## AIM
Gather all lines containing the string "models" and copy them out.

## DATA LISTING
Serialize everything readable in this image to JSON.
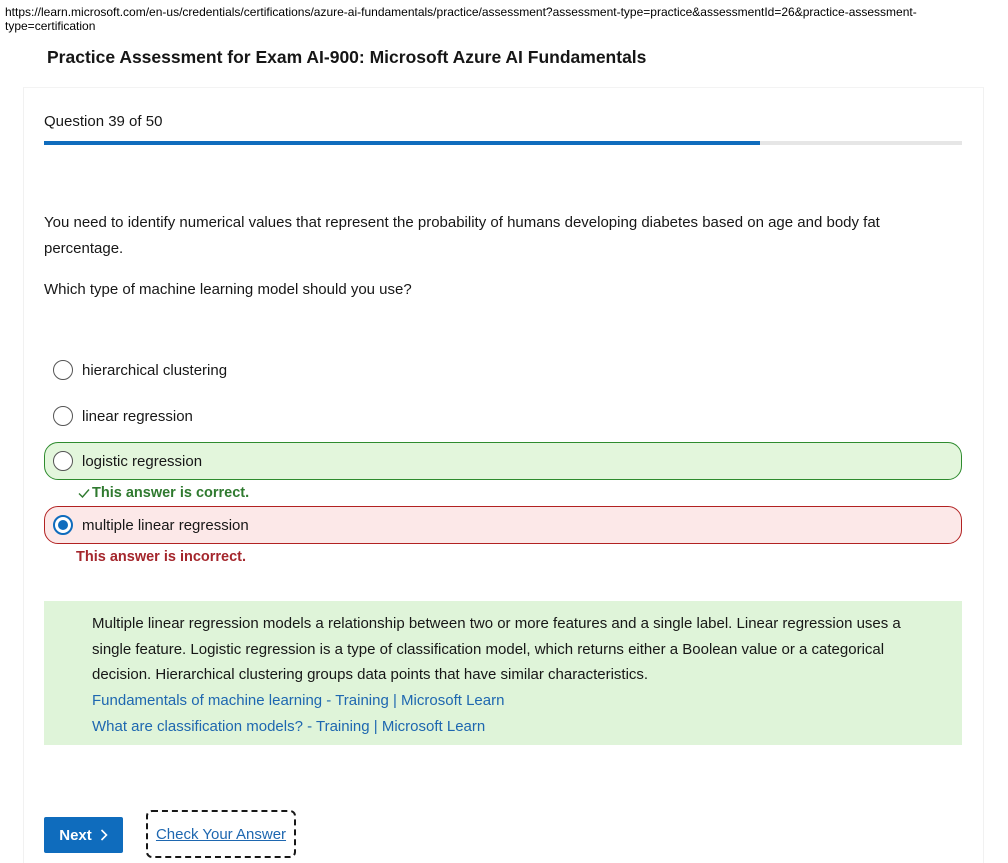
{
  "browser": {
    "url": "https://learn.microsoft.com/en-us/credentials/certifications/azure-ai-fundamentals/practice/assessment?assessment-type=practice&assessmentId=26&practice-assessment-type=certification"
  },
  "page": {
    "title": "Practice Assessment for Exam AI-900: Microsoft Azure AI Fundamentals"
  },
  "question": {
    "counter": "Question 39 of 50",
    "progress": 0.78,
    "text": "You need to identify numerical values that represent the probability of humans developing diabetes based on age and body fat percentage.",
    "ask": "Which type of machine learning model should you use?"
  },
  "options": [
    {
      "label": "hierarchical clustering",
      "state": "none",
      "selected": false
    },
    {
      "label": "linear regression",
      "state": "none",
      "selected": false
    },
    {
      "label": "logistic regression",
      "state": "correct",
      "selected": false
    },
    {
      "label": "multiple linear regression",
      "state": "incorrect",
      "selected": true
    }
  ],
  "feedback": {
    "correct": "This answer is correct.",
    "incorrect": "This answer is incorrect."
  },
  "explanation": {
    "text": "Multiple linear regression models a relationship between two or more features and a single label. Linear regression uses a single feature. Logistic regression is a type of classification model, which returns either a Boolean value or a categorical decision. Hierarchical clustering groups data points that have similar characteristics.",
    "links": [
      "Fundamentals of machine learning - Training | Microsoft Learn",
      "What are classification models? - Training | Microsoft Learn"
    ]
  },
  "actions": {
    "next_label": "Next",
    "check_label": "Check Your Answer"
  },
  "colors": {
    "accent": "#0f6cbd",
    "correct_bg": "#e3f6dc",
    "correct_border": "#2e8b2e",
    "incorrect_bg": "#fce8e8",
    "incorrect_border": "#b22222",
    "explanation_bg": "#dff4d9",
    "link": "#1e67b0"
  },
  "icons": {
    "correct": "checkmark-icon",
    "next": "chevron-right-icon"
  }
}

## EXERCISE SOLUTION
    "text": "Multiple linear regression models a relationship between two or more features and a single label. Linear regression uses a single feature. Logistic regression is a type of classification model, which returns either a Boolean value or a categorical decision. Hierarchical clustering groups data points that have similar characteristics.",
      "What are classification models? - Training | Microsoft Learn"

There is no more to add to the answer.